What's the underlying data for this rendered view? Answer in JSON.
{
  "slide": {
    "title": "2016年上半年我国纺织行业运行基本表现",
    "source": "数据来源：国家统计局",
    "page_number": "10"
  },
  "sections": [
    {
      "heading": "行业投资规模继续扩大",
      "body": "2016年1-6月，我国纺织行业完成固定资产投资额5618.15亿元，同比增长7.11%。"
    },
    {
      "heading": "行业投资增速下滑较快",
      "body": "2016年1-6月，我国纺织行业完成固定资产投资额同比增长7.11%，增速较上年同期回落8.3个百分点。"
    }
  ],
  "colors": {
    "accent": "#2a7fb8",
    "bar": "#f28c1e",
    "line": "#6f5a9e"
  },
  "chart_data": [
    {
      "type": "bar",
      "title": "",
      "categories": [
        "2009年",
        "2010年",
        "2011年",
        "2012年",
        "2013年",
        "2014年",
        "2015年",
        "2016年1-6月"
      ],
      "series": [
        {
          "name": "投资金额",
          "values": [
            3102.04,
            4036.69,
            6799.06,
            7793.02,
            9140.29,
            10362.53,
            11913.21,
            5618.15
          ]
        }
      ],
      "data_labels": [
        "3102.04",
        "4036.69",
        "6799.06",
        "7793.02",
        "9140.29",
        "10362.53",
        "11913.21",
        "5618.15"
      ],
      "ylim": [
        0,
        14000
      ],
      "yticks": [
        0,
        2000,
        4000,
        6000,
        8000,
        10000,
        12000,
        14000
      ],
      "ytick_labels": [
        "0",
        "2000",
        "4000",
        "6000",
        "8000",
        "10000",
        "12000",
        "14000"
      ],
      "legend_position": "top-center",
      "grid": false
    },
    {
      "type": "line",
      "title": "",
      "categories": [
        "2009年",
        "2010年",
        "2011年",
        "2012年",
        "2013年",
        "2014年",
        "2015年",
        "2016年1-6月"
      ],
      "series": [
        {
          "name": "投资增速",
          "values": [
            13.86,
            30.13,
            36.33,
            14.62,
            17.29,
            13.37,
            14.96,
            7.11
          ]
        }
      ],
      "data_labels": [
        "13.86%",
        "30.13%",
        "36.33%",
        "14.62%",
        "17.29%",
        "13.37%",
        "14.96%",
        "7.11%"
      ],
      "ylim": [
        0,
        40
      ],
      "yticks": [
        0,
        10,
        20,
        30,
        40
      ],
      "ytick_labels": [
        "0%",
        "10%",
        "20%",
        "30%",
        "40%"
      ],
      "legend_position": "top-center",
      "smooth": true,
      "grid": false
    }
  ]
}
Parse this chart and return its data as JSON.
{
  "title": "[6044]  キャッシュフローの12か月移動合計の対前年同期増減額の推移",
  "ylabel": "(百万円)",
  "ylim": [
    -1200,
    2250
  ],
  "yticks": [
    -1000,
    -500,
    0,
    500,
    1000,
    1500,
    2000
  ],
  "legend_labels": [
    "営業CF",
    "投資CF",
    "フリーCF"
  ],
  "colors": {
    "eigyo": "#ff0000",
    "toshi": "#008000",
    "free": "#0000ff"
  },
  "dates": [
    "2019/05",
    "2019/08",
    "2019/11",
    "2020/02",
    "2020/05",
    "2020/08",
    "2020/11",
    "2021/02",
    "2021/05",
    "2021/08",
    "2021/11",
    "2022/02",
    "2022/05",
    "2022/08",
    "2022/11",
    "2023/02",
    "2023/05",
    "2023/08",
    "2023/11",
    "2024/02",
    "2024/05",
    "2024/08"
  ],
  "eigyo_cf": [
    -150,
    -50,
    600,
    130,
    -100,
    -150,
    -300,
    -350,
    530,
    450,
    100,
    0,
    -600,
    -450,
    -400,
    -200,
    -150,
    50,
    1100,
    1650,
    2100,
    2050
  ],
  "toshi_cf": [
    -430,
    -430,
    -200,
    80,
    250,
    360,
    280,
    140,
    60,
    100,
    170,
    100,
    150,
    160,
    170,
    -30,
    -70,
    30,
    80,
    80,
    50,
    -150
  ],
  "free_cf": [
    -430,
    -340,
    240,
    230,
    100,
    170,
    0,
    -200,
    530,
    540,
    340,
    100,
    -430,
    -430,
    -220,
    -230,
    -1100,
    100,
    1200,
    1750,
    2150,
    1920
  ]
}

### GOAL
Extract every record. Keep wording exact.

### SOLUTION TO THE PROBLEM
What's the underlying data for this rendered view? Answer in JSON.
{
  "slide": {
    "title": "2016年上半年我国纺织行业运行基本表现",
    "source": "数据来源：国家统计局",
    "page_number": "10"
  },
  "sections": [
    {
      "heading": "行业投资规模继续扩大",
      "body": "2016年1-6月，我国纺织行业完成固定资产投资额5618.15亿元，同比增长7.11%。"
    },
    {
      "heading": "行业投资增速下滑较快",
      "body": "2016年1-6月，我国纺织行业完成固定资产投资额同比增长7.11%，增速较上年同期回落8.3个百分点。"
    }
  ],
  "colors": {
    "accent": "#2a7fb8",
    "bar": "#f28c1e",
    "line": "#6f5a9e"
  },
  "chart_data": [
    {
      "type": "bar",
      "title": "",
      "categories": [
        "2009年",
        "2010年",
        "2011年",
        "2012年",
        "2013年",
        "2014年",
        "2015年",
        "2016年1-6月"
      ],
      "series": [
        {
          "name": "投资金额",
          "values": [
            3102.04,
            4036.69,
            6799.06,
            7793.02,
            9140.29,
            10362.53,
            11913.21,
            5618.15
          ]
        }
      ],
      "data_labels": [
        "3102.04",
        "4036.69",
        "6799.06",
        "7793.02",
        "9140.29",
        "10362.53",
        "11913.21",
        "5618.15"
      ],
      "ylim": [
        0,
        14000
      ],
      "yticks": [
        0,
        2000,
        4000,
        6000,
        8000,
        10000,
        12000,
        14000
      ],
      "ytick_labels": [
        "0",
        "2000",
        "4000",
        "6000",
        "8000",
        "10000",
        "12000",
        "14000"
      ],
      "legend_position": "top-center",
      "grid": false
    },
    {
      "type": "line",
      "title": "",
      "categories": [
        "2009年",
        "2010年",
        "2011年",
        "2012年",
        "2013年",
        "2014年",
        "2015年",
        "2016年1-6月"
      ],
      "series": [
        {
          "name": "投资增速",
          "values": [
            13.86,
            30.13,
            36.33,
            14.62,
            17.29,
            13.37,
            14.96,
            7.11
          ]
        }
      ],
      "data_labels": [
        "13.86%",
        "30.13%",
        "36.33%",
        "14.62%",
        "17.29%",
        "13.37%",
        "14.96%",
        "7.11%"
      ],
      "ylim": [
        0,
        40
      ],
      "yticks": [
        0,
        10,
        20,
        30,
        40
      ],
      "ytick_labels": [
        "0%",
        "10%",
        "20%",
        "30%",
        "40%"
      ],
      "legend_position": "top-center",
      "smooth": true,
      "grid": false
    }
  ]
}
Parse this chart and return its data as JSON.
{
  "title": "[6044]  キャッシュフローの12か月移動合計の対前年同期増減額の推移",
  "ylabel": "(百万円)",
  "ylim": [
    -1200,
    2250
  ],
  "yticks": [
    -1000,
    -500,
    0,
    500,
    1000,
    1500,
    2000
  ],
  "legend_labels": [
    "営業CF",
    "投資CF",
    "フリーCF"
  ],
  "colors": {
    "eigyo": "#ff0000",
    "toshi": "#008000",
    "free": "#0000ff"
  },
  "dates": [
    "2019/05",
    "2019/08",
    "2019/11",
    "2020/02",
    "2020/05",
    "2020/08",
    "2020/11",
    "2021/02",
    "2021/05",
    "2021/08",
    "2021/11",
    "2022/02",
    "2022/05",
    "2022/08",
    "2022/11",
    "2023/02",
    "2023/05",
    "2023/08",
    "2023/11",
    "2024/02",
    "2024/05",
    "2024/08"
  ],
  "eigyo_cf": [
    -150,
    -50,
    600,
    130,
    -100,
    -150,
    -300,
    -350,
    530,
    450,
    100,
    0,
    -600,
    -450,
    -400,
    -200,
    -150,
    50,
    1100,
    1650,
    2100,
    2050
  ],
  "toshi_cf": [
    -430,
    -430,
    -200,
    80,
    250,
    360,
    280,
    140,
    60,
    100,
    170,
    100,
    150,
    160,
    170,
    -30,
    -70,
    30,
    80,
    80,
    50,
    -150
  ],
  "free_cf": [
    -430,
    -340,
    240,
    230,
    100,
    170,
    0,
    -200,
    530,
    540,
    340,
    100,
    -430,
    -430,
    -220,
    -230,
    -1100,
    100,
    1200,
    1750,
    2150,
    1920
  ]
}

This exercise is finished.